- _STATED EXERCISE_: Each line containing the word "values" should be found and copied.

- _DATA ENTRIES_:
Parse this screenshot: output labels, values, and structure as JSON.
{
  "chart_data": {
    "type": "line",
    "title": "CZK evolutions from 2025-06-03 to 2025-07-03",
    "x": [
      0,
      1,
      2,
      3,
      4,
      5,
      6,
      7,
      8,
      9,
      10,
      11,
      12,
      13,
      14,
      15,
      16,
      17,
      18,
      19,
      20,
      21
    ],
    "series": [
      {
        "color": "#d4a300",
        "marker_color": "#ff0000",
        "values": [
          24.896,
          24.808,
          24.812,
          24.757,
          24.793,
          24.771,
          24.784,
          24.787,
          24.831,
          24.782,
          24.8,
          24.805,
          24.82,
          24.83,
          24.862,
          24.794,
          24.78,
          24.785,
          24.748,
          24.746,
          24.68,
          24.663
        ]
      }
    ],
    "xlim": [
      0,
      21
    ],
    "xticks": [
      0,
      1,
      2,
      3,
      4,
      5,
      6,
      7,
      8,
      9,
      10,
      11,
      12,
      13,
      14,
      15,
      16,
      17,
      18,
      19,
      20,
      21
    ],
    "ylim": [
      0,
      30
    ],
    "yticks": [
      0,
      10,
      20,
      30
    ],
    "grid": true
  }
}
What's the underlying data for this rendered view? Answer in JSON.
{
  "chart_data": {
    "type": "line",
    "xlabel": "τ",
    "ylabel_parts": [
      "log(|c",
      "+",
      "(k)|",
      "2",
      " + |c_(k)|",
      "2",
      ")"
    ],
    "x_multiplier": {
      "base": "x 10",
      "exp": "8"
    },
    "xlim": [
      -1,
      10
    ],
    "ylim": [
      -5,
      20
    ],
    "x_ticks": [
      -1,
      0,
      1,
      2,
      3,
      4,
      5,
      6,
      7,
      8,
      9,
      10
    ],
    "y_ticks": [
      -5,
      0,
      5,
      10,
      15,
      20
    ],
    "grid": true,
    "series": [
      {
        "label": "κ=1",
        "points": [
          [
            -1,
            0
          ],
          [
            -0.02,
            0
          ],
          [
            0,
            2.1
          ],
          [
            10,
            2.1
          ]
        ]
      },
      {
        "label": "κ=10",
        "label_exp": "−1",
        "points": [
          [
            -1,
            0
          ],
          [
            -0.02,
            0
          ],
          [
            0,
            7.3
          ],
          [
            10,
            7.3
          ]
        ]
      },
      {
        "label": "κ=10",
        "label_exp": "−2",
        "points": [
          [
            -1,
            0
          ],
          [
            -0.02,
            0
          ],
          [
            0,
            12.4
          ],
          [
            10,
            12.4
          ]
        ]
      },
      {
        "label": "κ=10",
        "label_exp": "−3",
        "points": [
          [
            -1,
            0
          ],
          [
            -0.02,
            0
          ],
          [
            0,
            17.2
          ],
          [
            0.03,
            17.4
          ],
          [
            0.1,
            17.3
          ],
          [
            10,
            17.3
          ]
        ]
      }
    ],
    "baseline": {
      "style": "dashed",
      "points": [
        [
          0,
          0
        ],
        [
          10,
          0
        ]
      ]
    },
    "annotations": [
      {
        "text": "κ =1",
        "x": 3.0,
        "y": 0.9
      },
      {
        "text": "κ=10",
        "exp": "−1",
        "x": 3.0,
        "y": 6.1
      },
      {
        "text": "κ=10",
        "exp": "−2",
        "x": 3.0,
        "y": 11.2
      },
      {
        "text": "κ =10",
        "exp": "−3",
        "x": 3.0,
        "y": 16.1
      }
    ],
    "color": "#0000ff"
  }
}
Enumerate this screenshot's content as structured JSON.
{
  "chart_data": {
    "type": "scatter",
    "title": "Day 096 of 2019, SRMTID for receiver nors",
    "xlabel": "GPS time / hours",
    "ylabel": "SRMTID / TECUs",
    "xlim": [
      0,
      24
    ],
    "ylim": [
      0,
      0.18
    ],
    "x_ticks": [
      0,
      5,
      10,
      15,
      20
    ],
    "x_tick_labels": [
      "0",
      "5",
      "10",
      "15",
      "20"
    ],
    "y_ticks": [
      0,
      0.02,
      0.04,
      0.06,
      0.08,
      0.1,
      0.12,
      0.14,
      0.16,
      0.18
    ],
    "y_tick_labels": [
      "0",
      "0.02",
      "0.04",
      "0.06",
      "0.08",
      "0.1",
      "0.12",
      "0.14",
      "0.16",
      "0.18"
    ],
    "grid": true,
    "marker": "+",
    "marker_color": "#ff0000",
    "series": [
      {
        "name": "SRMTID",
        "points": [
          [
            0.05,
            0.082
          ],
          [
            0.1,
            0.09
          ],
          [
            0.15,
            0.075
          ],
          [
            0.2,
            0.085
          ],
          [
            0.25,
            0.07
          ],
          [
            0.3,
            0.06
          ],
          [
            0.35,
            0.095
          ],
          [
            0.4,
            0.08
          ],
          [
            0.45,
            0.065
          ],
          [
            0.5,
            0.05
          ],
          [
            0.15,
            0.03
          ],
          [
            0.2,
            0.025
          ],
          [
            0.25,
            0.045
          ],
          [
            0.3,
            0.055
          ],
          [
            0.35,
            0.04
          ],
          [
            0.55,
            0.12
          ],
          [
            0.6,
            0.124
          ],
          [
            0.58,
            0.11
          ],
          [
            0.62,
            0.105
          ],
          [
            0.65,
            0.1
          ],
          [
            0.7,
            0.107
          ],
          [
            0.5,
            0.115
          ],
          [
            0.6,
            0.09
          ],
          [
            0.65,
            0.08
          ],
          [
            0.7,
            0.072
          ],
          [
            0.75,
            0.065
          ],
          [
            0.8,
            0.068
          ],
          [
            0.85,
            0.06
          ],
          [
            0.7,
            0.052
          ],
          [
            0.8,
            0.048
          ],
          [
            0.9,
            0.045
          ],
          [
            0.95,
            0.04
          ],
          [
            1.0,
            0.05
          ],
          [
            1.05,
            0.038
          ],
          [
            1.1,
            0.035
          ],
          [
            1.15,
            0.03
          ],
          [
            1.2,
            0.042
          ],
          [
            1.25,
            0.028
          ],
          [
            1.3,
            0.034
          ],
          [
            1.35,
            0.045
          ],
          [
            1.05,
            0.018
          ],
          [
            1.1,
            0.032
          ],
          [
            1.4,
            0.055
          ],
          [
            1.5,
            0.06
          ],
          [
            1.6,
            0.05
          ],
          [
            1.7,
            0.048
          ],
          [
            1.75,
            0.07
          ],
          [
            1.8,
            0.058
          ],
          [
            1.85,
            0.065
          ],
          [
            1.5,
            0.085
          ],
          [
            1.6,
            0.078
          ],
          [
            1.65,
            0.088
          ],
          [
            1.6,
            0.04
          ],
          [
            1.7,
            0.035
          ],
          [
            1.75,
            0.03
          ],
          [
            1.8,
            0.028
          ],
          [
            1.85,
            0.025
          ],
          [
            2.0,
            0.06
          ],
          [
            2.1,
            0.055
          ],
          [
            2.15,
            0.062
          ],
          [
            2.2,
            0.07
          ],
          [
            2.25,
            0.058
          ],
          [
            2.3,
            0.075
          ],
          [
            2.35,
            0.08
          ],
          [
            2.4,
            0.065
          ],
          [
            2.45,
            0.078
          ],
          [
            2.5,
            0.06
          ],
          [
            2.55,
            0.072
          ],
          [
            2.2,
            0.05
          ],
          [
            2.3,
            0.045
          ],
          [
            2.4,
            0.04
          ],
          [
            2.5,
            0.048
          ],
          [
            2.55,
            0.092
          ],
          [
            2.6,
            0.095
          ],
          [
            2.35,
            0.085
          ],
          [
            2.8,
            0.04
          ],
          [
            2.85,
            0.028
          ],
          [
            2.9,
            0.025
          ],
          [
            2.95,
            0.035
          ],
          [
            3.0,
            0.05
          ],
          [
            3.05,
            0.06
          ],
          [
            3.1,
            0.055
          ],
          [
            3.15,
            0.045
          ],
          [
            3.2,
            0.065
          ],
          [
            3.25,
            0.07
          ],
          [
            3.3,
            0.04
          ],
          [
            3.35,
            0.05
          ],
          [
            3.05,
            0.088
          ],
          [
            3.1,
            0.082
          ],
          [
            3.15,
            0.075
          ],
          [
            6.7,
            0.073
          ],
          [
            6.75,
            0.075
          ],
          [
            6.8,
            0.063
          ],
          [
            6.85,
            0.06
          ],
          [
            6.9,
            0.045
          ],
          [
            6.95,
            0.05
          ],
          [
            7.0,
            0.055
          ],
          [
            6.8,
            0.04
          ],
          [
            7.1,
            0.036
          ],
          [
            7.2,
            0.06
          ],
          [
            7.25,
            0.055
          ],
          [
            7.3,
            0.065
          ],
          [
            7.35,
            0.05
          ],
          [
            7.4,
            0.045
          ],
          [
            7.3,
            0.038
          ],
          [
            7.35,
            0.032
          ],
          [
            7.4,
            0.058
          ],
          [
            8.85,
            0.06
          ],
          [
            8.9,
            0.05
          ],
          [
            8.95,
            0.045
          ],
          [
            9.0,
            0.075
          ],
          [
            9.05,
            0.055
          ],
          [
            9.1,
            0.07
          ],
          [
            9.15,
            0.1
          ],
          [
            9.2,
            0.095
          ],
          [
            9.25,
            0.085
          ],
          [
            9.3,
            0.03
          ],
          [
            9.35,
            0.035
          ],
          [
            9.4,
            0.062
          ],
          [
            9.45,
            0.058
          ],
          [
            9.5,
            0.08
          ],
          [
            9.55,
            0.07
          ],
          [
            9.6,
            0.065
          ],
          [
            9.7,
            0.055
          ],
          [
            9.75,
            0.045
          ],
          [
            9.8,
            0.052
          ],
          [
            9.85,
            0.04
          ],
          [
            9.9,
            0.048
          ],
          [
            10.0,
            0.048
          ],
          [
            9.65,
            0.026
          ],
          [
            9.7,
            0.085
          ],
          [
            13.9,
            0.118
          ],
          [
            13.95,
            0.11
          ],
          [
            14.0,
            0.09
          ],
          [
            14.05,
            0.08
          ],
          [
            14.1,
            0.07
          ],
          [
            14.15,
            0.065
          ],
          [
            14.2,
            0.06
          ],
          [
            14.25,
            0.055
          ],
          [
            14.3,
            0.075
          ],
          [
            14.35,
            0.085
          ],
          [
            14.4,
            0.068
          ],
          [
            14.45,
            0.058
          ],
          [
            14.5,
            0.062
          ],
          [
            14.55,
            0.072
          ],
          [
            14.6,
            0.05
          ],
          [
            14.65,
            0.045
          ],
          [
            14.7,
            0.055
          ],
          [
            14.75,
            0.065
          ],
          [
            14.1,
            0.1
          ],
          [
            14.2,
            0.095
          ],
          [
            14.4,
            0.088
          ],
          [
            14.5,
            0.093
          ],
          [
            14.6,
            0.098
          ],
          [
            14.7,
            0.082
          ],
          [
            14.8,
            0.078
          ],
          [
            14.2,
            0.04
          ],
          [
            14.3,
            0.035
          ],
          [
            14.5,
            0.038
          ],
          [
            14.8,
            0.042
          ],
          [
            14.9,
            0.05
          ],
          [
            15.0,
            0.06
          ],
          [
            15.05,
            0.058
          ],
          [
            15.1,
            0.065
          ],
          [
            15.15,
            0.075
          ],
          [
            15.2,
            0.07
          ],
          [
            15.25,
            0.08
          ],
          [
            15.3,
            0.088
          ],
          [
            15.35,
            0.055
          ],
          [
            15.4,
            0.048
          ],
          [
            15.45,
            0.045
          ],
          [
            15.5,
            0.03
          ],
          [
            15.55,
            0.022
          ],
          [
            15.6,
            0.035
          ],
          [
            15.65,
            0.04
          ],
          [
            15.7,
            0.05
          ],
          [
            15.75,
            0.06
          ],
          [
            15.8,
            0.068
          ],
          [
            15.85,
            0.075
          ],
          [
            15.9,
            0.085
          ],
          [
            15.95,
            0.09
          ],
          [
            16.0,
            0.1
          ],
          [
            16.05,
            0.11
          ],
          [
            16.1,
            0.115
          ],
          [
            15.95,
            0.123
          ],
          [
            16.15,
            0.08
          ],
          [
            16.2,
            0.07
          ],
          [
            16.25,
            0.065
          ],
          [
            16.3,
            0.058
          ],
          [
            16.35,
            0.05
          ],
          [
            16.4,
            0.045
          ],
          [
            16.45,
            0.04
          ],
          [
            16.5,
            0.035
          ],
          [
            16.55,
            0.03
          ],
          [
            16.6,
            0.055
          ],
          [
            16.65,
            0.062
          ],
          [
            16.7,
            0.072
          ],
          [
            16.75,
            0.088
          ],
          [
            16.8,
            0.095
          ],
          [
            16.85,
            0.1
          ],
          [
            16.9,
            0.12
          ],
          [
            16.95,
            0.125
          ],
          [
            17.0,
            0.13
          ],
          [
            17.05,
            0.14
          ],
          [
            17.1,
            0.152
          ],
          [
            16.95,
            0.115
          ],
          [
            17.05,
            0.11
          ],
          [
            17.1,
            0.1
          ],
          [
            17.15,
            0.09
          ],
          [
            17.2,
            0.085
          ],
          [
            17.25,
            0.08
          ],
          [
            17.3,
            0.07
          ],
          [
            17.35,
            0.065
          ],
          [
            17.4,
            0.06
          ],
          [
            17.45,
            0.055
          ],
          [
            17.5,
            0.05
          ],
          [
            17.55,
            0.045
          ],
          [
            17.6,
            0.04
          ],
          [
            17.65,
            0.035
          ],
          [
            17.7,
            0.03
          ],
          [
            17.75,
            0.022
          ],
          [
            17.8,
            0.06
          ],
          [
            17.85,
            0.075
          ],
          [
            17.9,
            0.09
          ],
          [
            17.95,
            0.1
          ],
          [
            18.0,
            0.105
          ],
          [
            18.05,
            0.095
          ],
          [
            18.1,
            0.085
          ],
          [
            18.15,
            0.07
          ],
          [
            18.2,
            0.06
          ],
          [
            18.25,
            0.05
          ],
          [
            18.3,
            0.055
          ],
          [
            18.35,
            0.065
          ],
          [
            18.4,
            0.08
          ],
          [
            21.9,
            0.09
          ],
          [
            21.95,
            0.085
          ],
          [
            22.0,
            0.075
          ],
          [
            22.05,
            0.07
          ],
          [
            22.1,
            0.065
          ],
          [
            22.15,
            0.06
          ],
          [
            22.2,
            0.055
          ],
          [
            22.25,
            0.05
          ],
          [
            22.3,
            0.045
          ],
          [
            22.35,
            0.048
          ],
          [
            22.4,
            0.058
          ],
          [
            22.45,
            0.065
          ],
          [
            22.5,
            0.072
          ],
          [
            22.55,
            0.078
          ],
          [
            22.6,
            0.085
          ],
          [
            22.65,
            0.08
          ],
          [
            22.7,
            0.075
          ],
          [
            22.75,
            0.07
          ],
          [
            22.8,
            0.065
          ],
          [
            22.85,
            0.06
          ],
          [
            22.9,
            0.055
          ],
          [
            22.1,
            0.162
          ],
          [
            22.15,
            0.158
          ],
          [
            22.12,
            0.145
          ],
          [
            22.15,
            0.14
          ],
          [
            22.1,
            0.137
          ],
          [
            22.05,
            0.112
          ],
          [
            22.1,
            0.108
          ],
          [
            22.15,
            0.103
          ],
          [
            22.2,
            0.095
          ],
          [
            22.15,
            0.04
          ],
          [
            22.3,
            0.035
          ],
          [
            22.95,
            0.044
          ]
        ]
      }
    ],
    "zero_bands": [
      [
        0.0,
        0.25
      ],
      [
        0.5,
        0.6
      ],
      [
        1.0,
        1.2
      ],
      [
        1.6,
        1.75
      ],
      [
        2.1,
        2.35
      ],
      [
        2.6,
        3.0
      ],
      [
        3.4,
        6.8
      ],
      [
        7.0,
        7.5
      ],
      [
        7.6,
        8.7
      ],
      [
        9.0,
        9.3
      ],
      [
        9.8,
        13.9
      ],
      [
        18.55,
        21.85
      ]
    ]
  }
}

- _COMPLETED TASK_:
Parse this screenshot: output labels, values, and structure as JSON.
        "values": [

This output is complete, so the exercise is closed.